(Entries from a dataset)
+ + + +

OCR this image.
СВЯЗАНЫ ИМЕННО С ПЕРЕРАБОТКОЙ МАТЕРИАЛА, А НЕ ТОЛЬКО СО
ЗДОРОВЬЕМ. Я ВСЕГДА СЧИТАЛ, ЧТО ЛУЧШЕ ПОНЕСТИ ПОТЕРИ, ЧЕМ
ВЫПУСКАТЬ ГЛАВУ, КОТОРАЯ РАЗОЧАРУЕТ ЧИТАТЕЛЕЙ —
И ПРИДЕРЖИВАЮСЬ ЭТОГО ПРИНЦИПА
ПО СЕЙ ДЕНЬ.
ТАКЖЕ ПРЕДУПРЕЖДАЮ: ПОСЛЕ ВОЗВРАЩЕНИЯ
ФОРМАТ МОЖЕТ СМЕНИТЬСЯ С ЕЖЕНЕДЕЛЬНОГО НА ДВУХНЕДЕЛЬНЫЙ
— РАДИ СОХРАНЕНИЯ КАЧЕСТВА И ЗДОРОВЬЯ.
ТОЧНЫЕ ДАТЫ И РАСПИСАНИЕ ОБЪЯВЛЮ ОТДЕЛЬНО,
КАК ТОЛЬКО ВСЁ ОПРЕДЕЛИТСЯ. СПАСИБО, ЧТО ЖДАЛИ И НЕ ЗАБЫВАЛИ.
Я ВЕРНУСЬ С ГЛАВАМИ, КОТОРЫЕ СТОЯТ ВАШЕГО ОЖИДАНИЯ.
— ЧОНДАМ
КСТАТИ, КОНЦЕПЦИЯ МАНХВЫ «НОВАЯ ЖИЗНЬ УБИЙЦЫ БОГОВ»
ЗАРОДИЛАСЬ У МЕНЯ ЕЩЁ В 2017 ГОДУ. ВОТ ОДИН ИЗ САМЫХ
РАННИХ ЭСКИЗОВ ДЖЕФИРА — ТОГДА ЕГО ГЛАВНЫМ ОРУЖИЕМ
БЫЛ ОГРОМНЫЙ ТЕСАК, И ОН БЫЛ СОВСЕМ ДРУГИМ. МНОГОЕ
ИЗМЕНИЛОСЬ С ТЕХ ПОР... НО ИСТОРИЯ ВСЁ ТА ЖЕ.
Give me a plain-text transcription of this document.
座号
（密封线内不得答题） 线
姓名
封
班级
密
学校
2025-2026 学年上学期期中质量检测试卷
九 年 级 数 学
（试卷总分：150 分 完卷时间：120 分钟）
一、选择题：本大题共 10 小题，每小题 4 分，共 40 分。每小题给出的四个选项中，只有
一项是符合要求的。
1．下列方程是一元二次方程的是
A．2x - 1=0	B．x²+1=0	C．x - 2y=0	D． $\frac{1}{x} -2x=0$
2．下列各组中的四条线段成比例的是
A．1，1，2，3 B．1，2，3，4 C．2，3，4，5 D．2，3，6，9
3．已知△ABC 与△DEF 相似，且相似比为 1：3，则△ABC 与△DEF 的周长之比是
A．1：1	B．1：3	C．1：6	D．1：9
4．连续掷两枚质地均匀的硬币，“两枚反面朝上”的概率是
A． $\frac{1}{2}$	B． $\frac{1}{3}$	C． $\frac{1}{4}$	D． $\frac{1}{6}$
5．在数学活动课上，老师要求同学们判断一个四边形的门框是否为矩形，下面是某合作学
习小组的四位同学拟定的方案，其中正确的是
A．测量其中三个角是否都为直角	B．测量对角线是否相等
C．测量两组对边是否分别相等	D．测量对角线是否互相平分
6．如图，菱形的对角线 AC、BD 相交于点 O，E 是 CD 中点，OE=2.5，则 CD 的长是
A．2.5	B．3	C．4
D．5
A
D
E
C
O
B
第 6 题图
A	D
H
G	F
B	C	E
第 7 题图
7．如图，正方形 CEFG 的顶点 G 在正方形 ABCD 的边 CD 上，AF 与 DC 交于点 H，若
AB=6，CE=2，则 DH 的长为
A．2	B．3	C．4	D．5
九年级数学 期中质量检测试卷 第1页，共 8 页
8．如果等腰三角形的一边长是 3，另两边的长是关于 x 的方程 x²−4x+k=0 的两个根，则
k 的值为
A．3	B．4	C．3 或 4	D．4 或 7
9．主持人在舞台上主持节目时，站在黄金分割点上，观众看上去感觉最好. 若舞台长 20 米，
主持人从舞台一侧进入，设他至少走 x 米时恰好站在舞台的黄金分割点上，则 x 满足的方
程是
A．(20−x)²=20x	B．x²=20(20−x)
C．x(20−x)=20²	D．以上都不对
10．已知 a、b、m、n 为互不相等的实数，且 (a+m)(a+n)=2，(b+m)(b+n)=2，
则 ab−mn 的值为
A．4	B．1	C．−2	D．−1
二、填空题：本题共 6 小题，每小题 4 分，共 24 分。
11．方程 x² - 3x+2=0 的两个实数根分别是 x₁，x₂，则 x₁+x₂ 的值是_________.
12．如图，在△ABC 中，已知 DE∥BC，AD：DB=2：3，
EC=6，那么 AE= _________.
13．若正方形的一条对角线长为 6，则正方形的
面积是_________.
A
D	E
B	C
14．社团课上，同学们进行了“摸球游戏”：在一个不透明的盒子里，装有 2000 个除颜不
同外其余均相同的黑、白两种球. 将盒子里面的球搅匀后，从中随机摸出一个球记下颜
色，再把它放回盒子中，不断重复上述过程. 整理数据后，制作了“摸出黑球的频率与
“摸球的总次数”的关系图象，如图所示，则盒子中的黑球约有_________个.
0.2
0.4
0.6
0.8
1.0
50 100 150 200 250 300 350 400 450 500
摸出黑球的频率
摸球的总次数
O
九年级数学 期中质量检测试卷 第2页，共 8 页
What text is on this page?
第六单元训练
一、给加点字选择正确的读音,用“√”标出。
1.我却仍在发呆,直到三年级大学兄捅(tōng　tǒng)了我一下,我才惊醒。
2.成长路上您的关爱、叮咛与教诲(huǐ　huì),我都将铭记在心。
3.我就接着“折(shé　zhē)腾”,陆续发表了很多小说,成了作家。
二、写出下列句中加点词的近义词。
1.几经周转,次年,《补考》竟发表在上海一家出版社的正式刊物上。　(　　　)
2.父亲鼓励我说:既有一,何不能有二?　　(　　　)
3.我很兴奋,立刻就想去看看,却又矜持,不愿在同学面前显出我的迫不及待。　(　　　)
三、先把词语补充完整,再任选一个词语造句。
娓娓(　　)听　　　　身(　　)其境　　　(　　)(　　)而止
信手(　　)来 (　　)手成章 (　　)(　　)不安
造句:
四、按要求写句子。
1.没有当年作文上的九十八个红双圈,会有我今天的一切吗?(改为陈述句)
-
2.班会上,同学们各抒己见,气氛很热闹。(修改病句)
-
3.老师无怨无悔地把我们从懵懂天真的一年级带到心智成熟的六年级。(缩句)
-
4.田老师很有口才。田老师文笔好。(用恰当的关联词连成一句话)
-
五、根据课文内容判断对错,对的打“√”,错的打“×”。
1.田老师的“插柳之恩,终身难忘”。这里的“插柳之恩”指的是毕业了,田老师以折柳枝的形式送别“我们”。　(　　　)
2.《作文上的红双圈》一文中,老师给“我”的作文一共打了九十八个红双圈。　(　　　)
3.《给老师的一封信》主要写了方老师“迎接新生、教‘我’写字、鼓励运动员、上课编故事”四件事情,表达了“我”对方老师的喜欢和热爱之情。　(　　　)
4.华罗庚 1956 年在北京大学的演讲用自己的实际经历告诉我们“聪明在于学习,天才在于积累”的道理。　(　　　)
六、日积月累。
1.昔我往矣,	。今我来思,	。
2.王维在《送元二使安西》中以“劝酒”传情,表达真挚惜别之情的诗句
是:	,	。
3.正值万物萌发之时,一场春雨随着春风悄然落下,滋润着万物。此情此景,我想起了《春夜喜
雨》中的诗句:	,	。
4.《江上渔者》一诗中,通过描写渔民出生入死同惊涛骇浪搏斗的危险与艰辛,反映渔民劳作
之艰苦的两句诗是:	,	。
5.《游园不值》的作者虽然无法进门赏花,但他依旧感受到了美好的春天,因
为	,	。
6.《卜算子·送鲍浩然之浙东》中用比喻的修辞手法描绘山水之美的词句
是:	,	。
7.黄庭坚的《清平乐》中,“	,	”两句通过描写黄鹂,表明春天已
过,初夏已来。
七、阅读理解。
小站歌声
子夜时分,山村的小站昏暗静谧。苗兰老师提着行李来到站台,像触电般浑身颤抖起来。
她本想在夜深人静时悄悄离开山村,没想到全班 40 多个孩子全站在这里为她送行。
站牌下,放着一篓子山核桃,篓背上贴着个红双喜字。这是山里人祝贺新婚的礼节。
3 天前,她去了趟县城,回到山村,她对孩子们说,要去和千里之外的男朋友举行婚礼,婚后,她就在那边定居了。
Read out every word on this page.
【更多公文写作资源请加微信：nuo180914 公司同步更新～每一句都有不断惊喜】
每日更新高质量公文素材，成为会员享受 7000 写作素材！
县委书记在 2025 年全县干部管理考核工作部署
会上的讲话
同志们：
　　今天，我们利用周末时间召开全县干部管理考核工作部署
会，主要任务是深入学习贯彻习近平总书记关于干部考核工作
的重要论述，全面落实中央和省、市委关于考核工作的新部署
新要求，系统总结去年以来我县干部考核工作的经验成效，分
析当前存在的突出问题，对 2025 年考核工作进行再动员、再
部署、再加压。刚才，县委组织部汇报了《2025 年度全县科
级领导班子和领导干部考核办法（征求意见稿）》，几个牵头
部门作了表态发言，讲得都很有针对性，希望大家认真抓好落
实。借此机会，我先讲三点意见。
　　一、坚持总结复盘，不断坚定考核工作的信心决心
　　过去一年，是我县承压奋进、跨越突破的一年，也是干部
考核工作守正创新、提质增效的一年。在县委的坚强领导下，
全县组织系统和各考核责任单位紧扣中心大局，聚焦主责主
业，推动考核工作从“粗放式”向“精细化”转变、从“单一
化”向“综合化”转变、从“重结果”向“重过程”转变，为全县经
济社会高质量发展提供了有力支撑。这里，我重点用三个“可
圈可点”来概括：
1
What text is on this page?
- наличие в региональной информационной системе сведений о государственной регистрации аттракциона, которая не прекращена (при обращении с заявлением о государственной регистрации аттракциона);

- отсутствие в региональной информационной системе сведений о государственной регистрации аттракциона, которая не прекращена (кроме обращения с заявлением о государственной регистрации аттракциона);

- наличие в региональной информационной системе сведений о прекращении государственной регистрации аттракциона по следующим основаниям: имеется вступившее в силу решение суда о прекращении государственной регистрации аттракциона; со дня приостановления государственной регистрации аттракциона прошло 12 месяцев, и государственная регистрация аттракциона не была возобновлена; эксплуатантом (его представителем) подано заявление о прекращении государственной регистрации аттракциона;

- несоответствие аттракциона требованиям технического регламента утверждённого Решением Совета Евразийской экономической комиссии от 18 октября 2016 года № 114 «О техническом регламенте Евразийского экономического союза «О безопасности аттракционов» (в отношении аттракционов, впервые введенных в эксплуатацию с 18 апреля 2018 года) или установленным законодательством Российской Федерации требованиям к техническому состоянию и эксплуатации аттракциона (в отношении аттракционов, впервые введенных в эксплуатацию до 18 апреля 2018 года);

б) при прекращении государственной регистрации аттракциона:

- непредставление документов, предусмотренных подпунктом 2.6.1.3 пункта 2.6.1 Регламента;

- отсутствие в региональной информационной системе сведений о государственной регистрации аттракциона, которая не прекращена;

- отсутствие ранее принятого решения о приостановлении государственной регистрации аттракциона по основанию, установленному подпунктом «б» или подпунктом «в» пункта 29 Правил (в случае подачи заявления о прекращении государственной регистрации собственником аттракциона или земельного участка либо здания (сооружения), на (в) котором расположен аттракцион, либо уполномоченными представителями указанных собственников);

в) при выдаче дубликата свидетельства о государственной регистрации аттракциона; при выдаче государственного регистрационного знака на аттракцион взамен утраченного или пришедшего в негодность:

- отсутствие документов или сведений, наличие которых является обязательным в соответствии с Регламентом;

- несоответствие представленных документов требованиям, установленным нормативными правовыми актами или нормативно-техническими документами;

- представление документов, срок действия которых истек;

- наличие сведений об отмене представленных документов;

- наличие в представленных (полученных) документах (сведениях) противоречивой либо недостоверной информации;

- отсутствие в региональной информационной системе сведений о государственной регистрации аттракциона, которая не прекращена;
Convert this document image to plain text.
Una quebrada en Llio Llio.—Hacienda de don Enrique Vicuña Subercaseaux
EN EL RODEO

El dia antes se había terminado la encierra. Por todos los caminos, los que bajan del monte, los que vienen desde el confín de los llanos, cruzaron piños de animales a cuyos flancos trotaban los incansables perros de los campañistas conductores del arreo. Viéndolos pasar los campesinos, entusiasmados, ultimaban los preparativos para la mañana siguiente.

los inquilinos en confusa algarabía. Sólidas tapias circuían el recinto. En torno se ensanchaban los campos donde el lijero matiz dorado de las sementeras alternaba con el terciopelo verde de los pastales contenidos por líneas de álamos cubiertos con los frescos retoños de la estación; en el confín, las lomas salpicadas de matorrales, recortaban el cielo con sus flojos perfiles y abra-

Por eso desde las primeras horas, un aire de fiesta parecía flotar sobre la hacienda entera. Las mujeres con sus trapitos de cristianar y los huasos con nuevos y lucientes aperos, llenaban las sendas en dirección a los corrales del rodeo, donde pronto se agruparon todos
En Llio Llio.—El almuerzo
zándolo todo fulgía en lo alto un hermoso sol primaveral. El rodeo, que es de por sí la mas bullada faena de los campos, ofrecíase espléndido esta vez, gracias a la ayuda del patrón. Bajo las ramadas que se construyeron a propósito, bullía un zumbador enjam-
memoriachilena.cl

+ + + +

To do
In the listing above, find the lines holding the word "plain" and copy them.

The response
Give me a plain-text transcription of this document.
Convert this document image to plain text.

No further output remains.